◆ **TASK TO CARRY OUT**
Copy the data below exactly, omitting any picture it contains.
─── DATASET EXTRACT ───
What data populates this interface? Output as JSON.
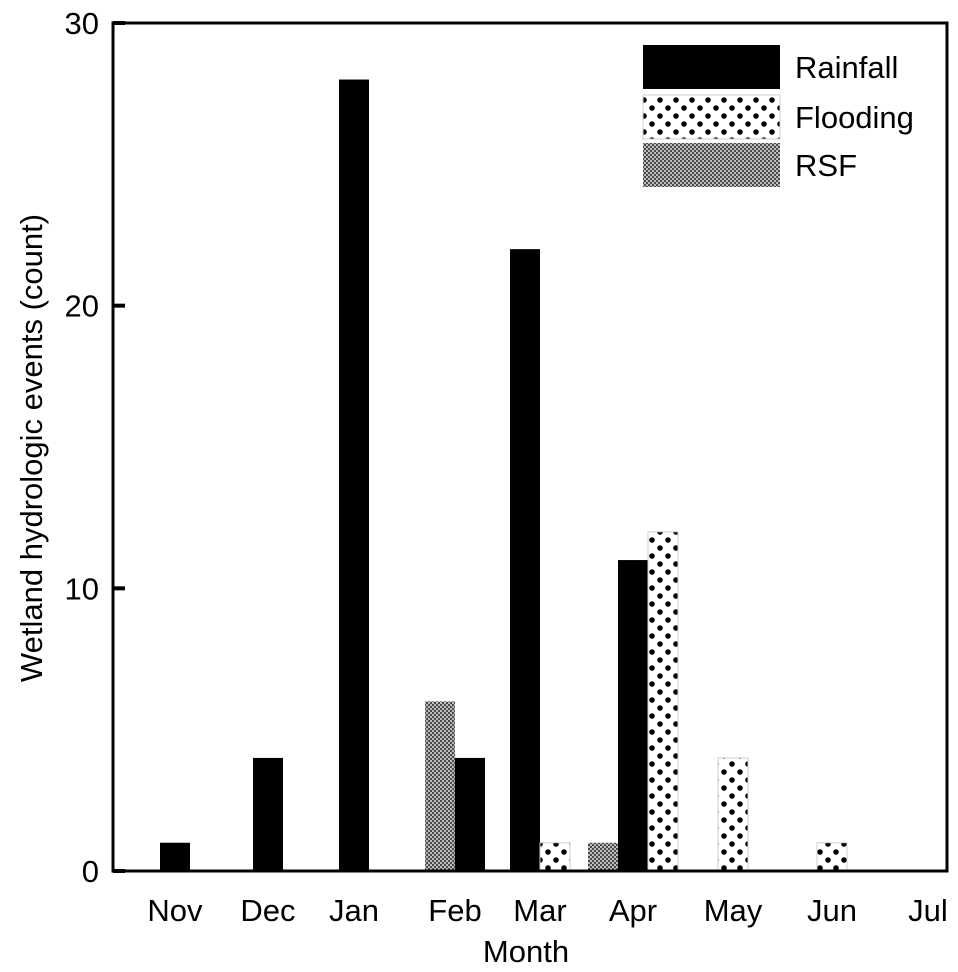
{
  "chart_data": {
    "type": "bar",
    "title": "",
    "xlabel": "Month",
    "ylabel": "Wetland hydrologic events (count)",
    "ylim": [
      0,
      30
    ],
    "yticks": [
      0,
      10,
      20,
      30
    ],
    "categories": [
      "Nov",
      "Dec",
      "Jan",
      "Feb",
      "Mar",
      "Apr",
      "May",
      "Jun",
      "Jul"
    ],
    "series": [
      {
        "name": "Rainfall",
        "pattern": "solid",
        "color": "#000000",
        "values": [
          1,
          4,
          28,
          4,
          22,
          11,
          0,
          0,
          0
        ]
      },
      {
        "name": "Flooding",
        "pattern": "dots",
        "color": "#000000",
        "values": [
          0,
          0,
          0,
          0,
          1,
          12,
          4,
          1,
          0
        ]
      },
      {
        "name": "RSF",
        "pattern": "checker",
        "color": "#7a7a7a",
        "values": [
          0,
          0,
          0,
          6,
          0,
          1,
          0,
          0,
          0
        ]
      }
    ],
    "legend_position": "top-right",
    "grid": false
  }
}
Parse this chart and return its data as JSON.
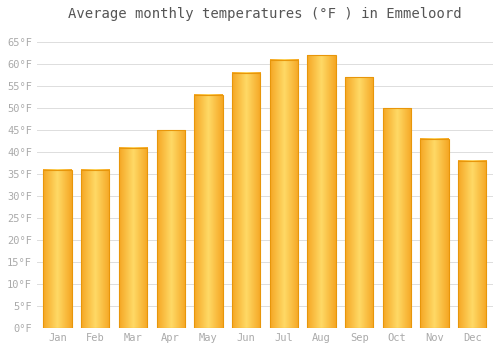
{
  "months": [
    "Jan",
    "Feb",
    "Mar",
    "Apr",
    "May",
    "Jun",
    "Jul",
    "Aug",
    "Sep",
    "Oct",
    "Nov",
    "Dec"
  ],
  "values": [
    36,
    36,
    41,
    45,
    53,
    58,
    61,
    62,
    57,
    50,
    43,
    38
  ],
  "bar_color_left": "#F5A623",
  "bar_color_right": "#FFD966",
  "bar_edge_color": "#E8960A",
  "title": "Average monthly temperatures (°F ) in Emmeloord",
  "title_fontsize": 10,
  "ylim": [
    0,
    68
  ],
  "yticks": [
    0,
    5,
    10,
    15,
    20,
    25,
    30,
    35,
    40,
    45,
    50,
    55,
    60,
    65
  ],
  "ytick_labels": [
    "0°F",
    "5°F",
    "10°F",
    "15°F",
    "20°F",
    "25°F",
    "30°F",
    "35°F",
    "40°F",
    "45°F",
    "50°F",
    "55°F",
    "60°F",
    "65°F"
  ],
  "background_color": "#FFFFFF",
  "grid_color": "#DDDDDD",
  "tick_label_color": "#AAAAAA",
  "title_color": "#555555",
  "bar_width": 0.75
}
───
◆ **WRITTEN SOLUTION**
What data populates this interface? Output as JSON.
{
  "chart_data": {
    "type": "bar",
    "title": "",
    "xlabel": "Month",
    "ylabel": "Wetland hydrologic events (count)",
    "ylim": [
      0,
      30
    ],
    "yticks": [
      0,
      10,
      20,
      30
    ],
    "categories": [
      "Nov",
      "Dec",
      "Jan",
      "Feb",
      "Mar",
      "Apr",
      "May",
      "Jun",
      "Jul"
    ],
    "series": [
      {
        "name": "Rainfall",
        "pattern": "solid",
        "color": "#000000",
        "values": [
          1,
          4,
          28,
          4,
          22,
          11,
          0,
          0,
          0
        ]
      },
      {
        "name": "Flooding",
        "pattern": "dots",
        "color": "#000000",
        "values": [
          0,
          0,
          0,
          0,
          1,
          12,
          4,
          1,
          0
        ]
      },
      {
        "name": "RSF",
        "pattern": "checker",
        "color": "#7a7a7a",
        "values": [
          0,
          0,
          0,
          6,
          0,
          1,
          0,
          0,
          0
        ]
      }
    ],
    "legend_position": "top-right",
    "grid": false
  }
}
Parse this chart and return its data as JSON.
{
  "months": [
    "Jan",
    "Feb",
    "Mar",
    "Apr",
    "May",
    "Jun",
    "Jul",
    "Aug",
    "Sep",
    "Oct",
    "Nov",
    "Dec"
  ],
  "values": [
    36,
    36,
    41,
    45,
    53,
    58,
    61,
    62,
    57,
    50,
    43,
    38
  ],
  "bar_color_left": "#F5A623",
  "bar_color_right": "#FFD966",
  "bar_edge_color": "#E8960A",
  "title": "Average monthly temperatures (°F ) in Emmeloord",
  "title_fontsize": 10,
  "ylim": [
    0,
    68
  ],
  "yticks": [
    0,
    5,
    10,
    15,
    20,
    25,
    30,
    35,
    40,
    45,
    50,
    55,
    60,
    65
  ],
  "ytick_labels": [
    "0°F",
    "5°F",
    "10°F",
    "15°F",
    "20°F",
    "25°F",
    "30°F",
    "35°F",
    "40°F",
    "45°F",
    "50°F",
    "55°F",
    "60°F",
    "65°F"
  ],
  "background_color": "#FFFFFF",
  "grid_color": "#DDDDDD",
  "tick_label_color": "#AAAAAA",
  "title_color": "#555555",
  "bar_width": 0.75
}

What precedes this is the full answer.